• TASK PROMPT:
Repeat every record below exactly as written.

--- begin ---

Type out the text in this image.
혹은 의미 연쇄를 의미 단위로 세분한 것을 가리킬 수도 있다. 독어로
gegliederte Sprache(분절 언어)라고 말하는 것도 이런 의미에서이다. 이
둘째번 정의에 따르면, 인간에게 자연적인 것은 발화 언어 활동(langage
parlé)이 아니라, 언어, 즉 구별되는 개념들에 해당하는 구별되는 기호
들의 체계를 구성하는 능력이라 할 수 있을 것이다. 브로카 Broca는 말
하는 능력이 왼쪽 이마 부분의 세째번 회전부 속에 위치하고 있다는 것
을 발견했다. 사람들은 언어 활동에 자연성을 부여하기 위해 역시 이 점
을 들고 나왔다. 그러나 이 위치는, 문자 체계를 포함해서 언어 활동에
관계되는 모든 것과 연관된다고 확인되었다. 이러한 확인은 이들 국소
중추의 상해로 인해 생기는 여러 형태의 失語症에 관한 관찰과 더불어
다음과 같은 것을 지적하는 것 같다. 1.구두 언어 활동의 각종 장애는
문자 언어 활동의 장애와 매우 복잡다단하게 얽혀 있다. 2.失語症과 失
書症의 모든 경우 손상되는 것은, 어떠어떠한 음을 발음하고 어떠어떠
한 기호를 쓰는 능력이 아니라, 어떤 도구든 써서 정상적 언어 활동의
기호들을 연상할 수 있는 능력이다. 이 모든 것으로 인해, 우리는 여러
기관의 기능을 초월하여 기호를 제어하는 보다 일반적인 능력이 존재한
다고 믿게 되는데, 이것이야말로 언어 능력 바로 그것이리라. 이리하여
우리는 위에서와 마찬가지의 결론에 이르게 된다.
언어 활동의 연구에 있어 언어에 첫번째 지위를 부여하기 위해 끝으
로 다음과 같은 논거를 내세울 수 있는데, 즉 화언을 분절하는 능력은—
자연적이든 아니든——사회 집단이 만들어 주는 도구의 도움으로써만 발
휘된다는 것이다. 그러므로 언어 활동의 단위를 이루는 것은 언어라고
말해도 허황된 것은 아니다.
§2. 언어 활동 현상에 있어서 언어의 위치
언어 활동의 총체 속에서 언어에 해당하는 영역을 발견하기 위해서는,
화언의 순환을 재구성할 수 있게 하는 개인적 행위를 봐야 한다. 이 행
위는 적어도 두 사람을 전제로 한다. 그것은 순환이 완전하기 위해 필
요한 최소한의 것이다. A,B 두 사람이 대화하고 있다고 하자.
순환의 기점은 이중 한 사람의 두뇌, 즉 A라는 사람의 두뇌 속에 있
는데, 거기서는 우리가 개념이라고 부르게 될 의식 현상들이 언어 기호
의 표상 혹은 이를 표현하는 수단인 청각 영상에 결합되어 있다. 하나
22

--- end ---

• SOLUTION TO THIS TASK:
Type out the text in this image.
혹은 의미 연쇄를 의미 단위로 세분한 것을 가리킬 수도 있다. 독어로
gegliederte Sprache(분절 언어)라고 말하는 것도 이런 의미에서이다. 이
둘째번 정의에 따르면, 인간에게 자연적인 것은 발화 언어 활동(langage
parlé)이 아니라, 언어, 즉 구별되는 개념들에 해당하는 구별되는 기호
들의 체계를 구성하는 능력이라 할 수 있을 것이다. 브로카 Broca는 말
하는 능력이 왼쪽 이마 부분의 세째번 회전부 속에 위치하고 있다는 것
을 발견했다. 사람들은 언어 활동에 자연성을 부여하기 위해 역시 이 점
을 들고 나왔다. 그러나 이 위치는, 문자 체계를 포함해서 언어 활동에
관계되는 모든 것과 연관된다고 확인되었다. 이러한 확인은 이들 국소
중추의 상해로 인해 생기는 여러 형태의 失語症에 관한 관찰과 더불어
다음과 같은 것을 지적하는 것 같다. 1.구두 언어 활동의 각종 장애는
문자 언어 활동의 장애와 매우 복잡다단하게 얽혀 있다. 2.失語症과 失
書症의 모든 경우 손상되는 것은, 어떠어떠한 음을 발음하고 어떠어떠
한 기호를 쓰는 능력이 아니라, 어떤 도구든 써서 정상적 언어 활동의
기호들을 연상할 수 있는 능력이다. 이 모든 것으로 인해, 우리는 여러
기관의 기능을 초월하여 기호를 제어하는 보다 일반적인 능력이 존재한
다고 믿게 되는데, 이것이야말로 언어 능력 바로 그것이리라. 이리하여
우리는 위에서와 마찬가지의 결론에 이르게 된다.
언어 활동의 연구에 있어 언어에 첫번째 지위를 부여하기 위해 끝으
로 다음과 같은 논거를 내세울 수 있는데, 즉 화언을 분절하는 능력은—
자연적이든 아니든——사회 집단이 만들어 주는 도구의 도움으로써만 발
휘된다는 것이다. 그러므로 언어 활동의 단위를 이루는 것은 언어라고
말해도 허황된 것은 아니다.
§2. 언어 활동 현상에 있어서 언어의 위치
언어 활동의 총체 속에서 언어에 해당하는 영역을 발견하기 위해서는,
화언의 순환을 재구성할 수 있게 하는 개인적 행위를 봐야 한다. 이 행
위는 적어도 두 사람을 전제로 한다. 그것은 순환이 완전하기 위해 필
요한 최소한의 것이다. A,B 두 사람이 대화하고 있다고 하자.
순환의 기점은 이중 한 사람의 두뇌, 즉 A라는 사람의 두뇌 속에 있
는데, 거기서는 우리가 개념이라고 부르게 될 의식 현상들이 언어 기호
의 표상 혹은 이를 표현하는 수단인 청각 영상에 결합되어 있다. 하나
22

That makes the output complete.